** Begin Data provided **

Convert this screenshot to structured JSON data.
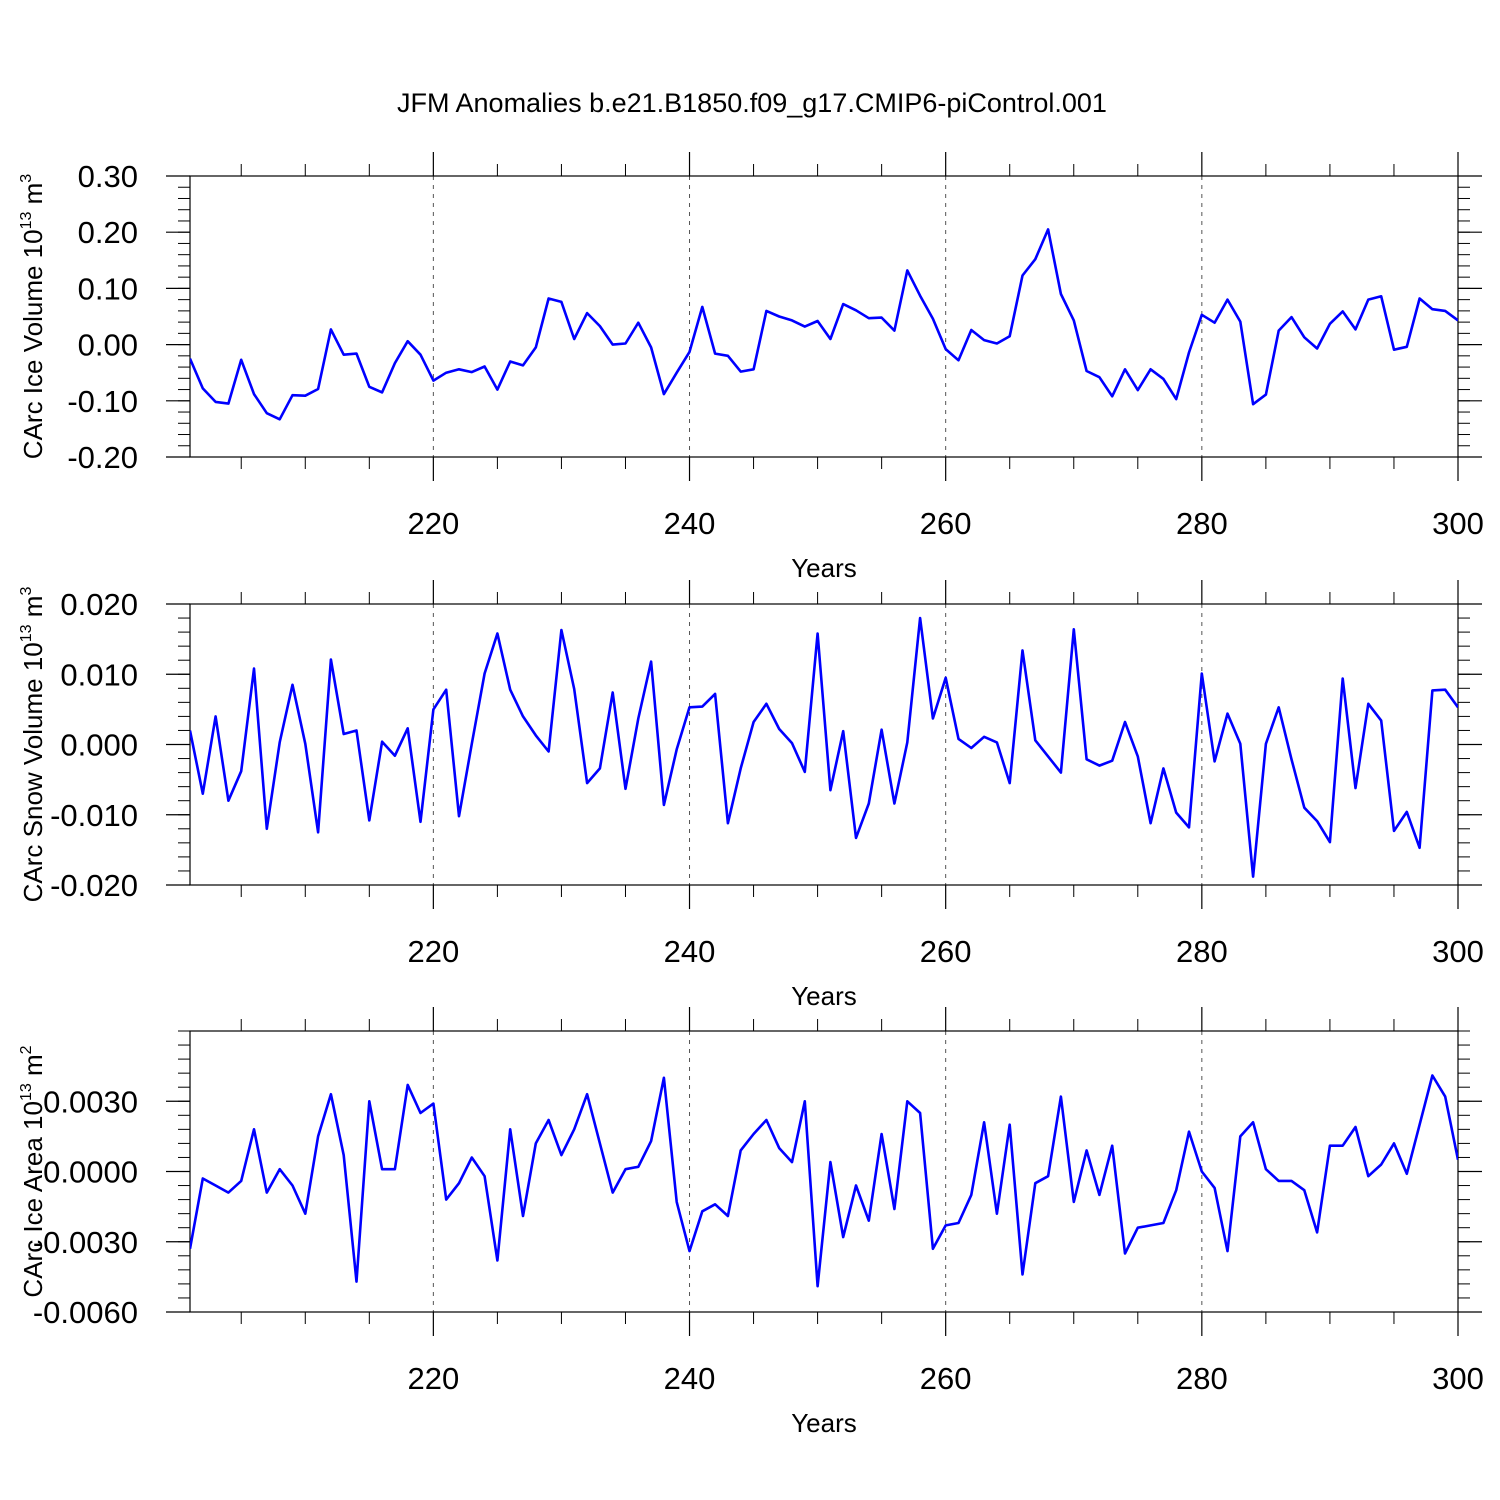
{
  "title": "JFM Anomalies b.e21.B1850.f09_g17.CMIP6-piControl.001",
  "colors": {
    "line": "#0000ff",
    "axis": "#000000",
    "grid": "#555555"
  },
  "chart_data": [
    {
      "type": "line",
      "ylabel": "CArc Ice Volume 10",
      "ylabel_exp": "13",
      "ylabel_unit": " m",
      "ylabel_unit_exp": "3",
      "xlabel": "Years",
      "xlim": [
        201,
        300
      ],
      "ylim": [
        -0.2,
        0.3
      ],
      "yticks": [
        -0.2,
        -0.1,
        0.0,
        0.1,
        0.2,
        0.3
      ],
      "ytick_labels": [
        "-0.20",
        "-0.10",
        "0.00",
        "0.10",
        "0.20",
        "0.30"
      ],
      "xticks": [
        220,
        240,
        260,
        280,
        300
      ],
      "xtick_labels": [
        "220",
        "240",
        "260",
        "280",
        "300"
      ],
      "x": [
        201,
        202,
        203,
        204,
        205,
        206,
        207,
        208,
        209,
        210,
        211,
        212,
        213,
        214,
        215,
        216,
        217,
        218,
        219,
        220,
        221,
        222,
        223,
        224,
        225,
        226,
        227,
        228,
        229,
        230,
        231,
        232,
        233,
        234,
        235,
        236,
        237,
        238,
        239,
        240,
        241,
        242,
        243,
        244,
        245,
        246,
        247,
        248,
        249,
        250,
        251,
        252,
        253,
        254,
        255,
        256,
        257,
        258,
        259,
        260,
        261,
        262,
        263,
        264,
        265,
        266,
        267,
        268,
        269,
        270,
        271,
        272,
        273,
        274,
        275,
        276,
        277,
        278,
        279,
        280,
        281,
        282,
        283,
        284,
        285,
        286,
        287,
        288,
        289,
        290,
        291,
        292,
        293,
        294,
        295,
        296,
        297,
        298,
        299,
        300
      ],
      "values": [
        -0.025,
        -0.078,
        -0.102,
        -0.105,
        -0.027,
        -0.088,
        -0.122,
        -0.133,
        -0.09,
        -0.091,
        -0.079,
        0.027,
        -0.018,
        -0.016,
        -0.075,
        -0.085,
        -0.033,
        0.006,
        -0.018,
        -0.064,
        -0.05,
        -0.044,
        -0.049,
        -0.039,
        -0.08,
        -0.03,
        -0.037,
        -0.005,
        0.082,
        0.076,
        0.01,
        0.056,
        0.033,
        0.0,
        0.002,
        0.039,
        -0.005,
        -0.088,
        -0.05,
        -0.013,
        0.067,
        -0.016,
        -0.02,
        -0.048,
        -0.044,
        0.06,
        0.05,
        0.043,
        0.032,
        0.042,
        0.01,
        0.072,
        0.061,
        0.047,
        0.048,
        0.025,
        0.132,
        0.087,
        0.046,
        -0.008,
        -0.028,
        0.026,
        0.008,
        0.002,
        0.015,
        0.123,
        0.152,
        0.205,
        0.09,
        0.043,
        -0.047,
        -0.058,
        -0.092,
        -0.044,
        -0.081,
        -0.044,
        -0.061,
        -0.097,
        -0.014,
        0.053,
        0.039,
        0.08,
        0.041,
        -0.106,
        -0.089,
        0.025,
        0.049,
        0.013,
        -0.007,
        0.037,
        0.059,
        0.027,
        0.08,
        0.086,
        -0.009,
        -0.004,
        0.082,
        0.063,
        0.06,
        0.043
      ]
    },
    {
      "type": "line",
      "ylabel": "CArc Snow Volume 10",
      "ylabel_exp": "13",
      "ylabel_unit": " m",
      "ylabel_unit_exp": "3",
      "xlabel": "Years",
      "xlim": [
        201,
        300
      ],
      "ylim": [
        -0.02,
        0.02
      ],
      "yticks": [
        -0.02,
        -0.01,
        0.0,
        0.01,
        0.02
      ],
      "ytick_labels": [
        "-0.020",
        "-0.010",
        "0.000",
        "0.010",
        "0.020"
      ],
      "xticks": [
        220,
        240,
        260,
        280,
        300
      ],
      "xtick_labels": [
        "220",
        "240",
        "260",
        "280",
        "300"
      ],
      "x": [
        201,
        202,
        203,
        204,
        205,
        206,
        207,
        208,
        209,
        210,
        211,
        212,
        213,
        214,
        215,
        216,
        217,
        218,
        219,
        220,
        221,
        222,
        223,
        224,
        225,
        226,
        227,
        228,
        229,
        230,
        231,
        232,
        233,
        234,
        235,
        236,
        237,
        238,
        239,
        240,
        241,
        242,
        243,
        244,
        245,
        246,
        247,
        248,
        249,
        250,
        251,
        252,
        253,
        254,
        255,
        256,
        257,
        258,
        259,
        260,
        261,
        262,
        263,
        264,
        265,
        266,
        267,
        268,
        269,
        270,
        271,
        272,
        273,
        274,
        275,
        276,
        277,
        278,
        279,
        280,
        281,
        282,
        283,
        284,
        285,
        286,
        287,
        288,
        289,
        290,
        291,
        292,
        293,
        294,
        295,
        296,
        297,
        298,
        299,
        300
      ],
      "values": [
        0.002,
        -0.007,
        0.004,
        -0.008,
        -0.0038,
        0.0108,
        -0.012,
        0.0003,
        0.0085,
        0.0001,
        -0.0125,
        0.0121,
        0.0015,
        0.002,
        -0.0108,
        0.0004,
        -0.0016,
        0.0023,
        -0.011,
        0.005,
        0.0078,
        -0.0102,
        0.0001,
        0.0101,
        0.0158,
        0.0078,
        0.004,
        0.0013,
        -0.001,
        0.0163,
        0.0079,
        -0.0055,
        -0.0034,
        0.0074,
        -0.0063,
        0.0037,
        0.0118,
        -0.0086,
        -0.0007,
        0.0053,
        0.0054,
        0.0072,
        -0.0112,
        -0.0034,
        0.0032,
        0.0058,
        0.0022,
        0.0002,
        -0.0039,
        0.0158,
        -0.0065,
        0.0019,
        -0.0133,
        -0.0084,
        0.0021,
        -0.0084,
        0.0003,
        0.018,
        0.0037,
        0.0095,
        0.0008,
        -0.0005,
        0.0011,
        0.0003,
        -0.0055,
        0.0134,
        0.0006,
        -0.0017,
        -0.004,
        0.0164,
        -0.0021,
        -0.003,
        -0.0023,
        0.0032,
        -0.0017,
        -0.0112,
        -0.0034,
        -0.0097,
        -0.0118,
        0.0101,
        -0.0024,
        0.0044,
        0.0001,
        -0.0188,
        0.0001,
        0.0053,
        -0.0021,
        -0.009,
        -0.0109,
        -0.0139,
        0.0094,
        -0.0062,
        0.0058,
        0.0034,
        -0.0123,
        -0.0096,
        -0.0147,
        0.0077,
        0.0078,
        0.0053
      ]
    },
    {
      "type": "line",
      "ylabel": "CArc Ice Area 10",
      "ylabel_exp": "13",
      "ylabel_unit": " m",
      "ylabel_unit_exp": "2",
      "xlabel": "Years",
      "xlim": [
        201,
        300
      ],
      "ylim": [
        -0.006,
        0.006
      ],
      "yticks": [
        -0.006,
        -0.003,
        0.0,
        0.003
      ],
      "ytick_labels": [
        "-0.0060",
        "-0.0030",
        "0.0000",
        "0.0030"
      ],
      "xticks": [
        220,
        240,
        260,
        280,
        300
      ],
      "xtick_labels": [
        "220",
        "240",
        "260",
        "280",
        "300"
      ],
      "x": [
        201,
        202,
        203,
        204,
        205,
        206,
        207,
        208,
        209,
        210,
        211,
        212,
        213,
        214,
        215,
        216,
        217,
        218,
        219,
        220,
        221,
        222,
        223,
        224,
        225,
        226,
        227,
        228,
        229,
        230,
        231,
        232,
        233,
        234,
        235,
        236,
        237,
        238,
        239,
        240,
        241,
        242,
        243,
        244,
        245,
        246,
        247,
        248,
        249,
        250,
        251,
        252,
        253,
        254,
        255,
        256,
        257,
        258,
        259,
        260,
        261,
        262,
        263,
        264,
        265,
        266,
        267,
        268,
        269,
        270,
        271,
        272,
        273,
        274,
        275,
        276,
        277,
        278,
        279,
        280,
        281,
        282,
        283,
        284,
        285,
        286,
        287,
        288,
        289,
        290,
        291,
        292,
        293,
        294,
        295,
        296,
        297,
        298,
        299,
        300
      ],
      "values": [
        -0.0033,
        -0.0003,
        -0.0006,
        -0.0009,
        -0.0004,
        0.0018,
        -0.0009,
        0.0001,
        -0.0006,
        -0.0018,
        0.0015,
        0.0033,
        0.0007,
        -0.0047,
        0.003,
        0.0001,
        0.0001,
        0.0037,
        0.0025,
        0.0029,
        -0.0012,
        -0.0005,
        0.0006,
        -0.0002,
        -0.0038,
        0.0018,
        -0.0019,
        0.0012,
        0.0022,
        0.0007,
        0.0018,
        0.0033,
        0.0012,
        -0.0009,
        0.0001,
        0.0002,
        0.0013,
        0.004,
        -0.0013,
        -0.0034,
        -0.0017,
        -0.0014,
        -0.0019,
        0.0009,
        0.0016,
        0.0022,
        0.001,
        0.0004,
        0.003,
        -0.0049,
        0.0004,
        -0.0028,
        -0.0006,
        -0.0021,
        0.0016,
        -0.0016,
        0.003,
        0.0025,
        -0.0033,
        -0.0023,
        -0.0022,
        -0.001,
        0.0021,
        -0.0018,
        0.002,
        -0.0044,
        -0.0005,
        -0.0002,
        0.0032,
        -0.0013,
        0.0009,
        -0.001,
        0.0011,
        -0.0035,
        -0.0024,
        -0.0023,
        -0.0022,
        -0.0008,
        0.0017,
        0.0,
        -0.0007,
        -0.0034,
        0.0015,
        0.0021,
        0.0001,
        -0.0004,
        -0.0004,
        -0.0008,
        -0.0026,
        0.0011,
        0.0011,
        0.0019,
        -0.0002,
        0.0003,
        0.0012,
        -0.0001,
        0.002,
        0.0041,
        0.0032,
        0.0005
      ]
    }
  ]
}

** End Data provided **

Go over the data above and copy every line that has the word "Volume" in it.

      "ylabel": "CArc Ice Volume 10",
      "ylabel": "CArc Snow Volume 10",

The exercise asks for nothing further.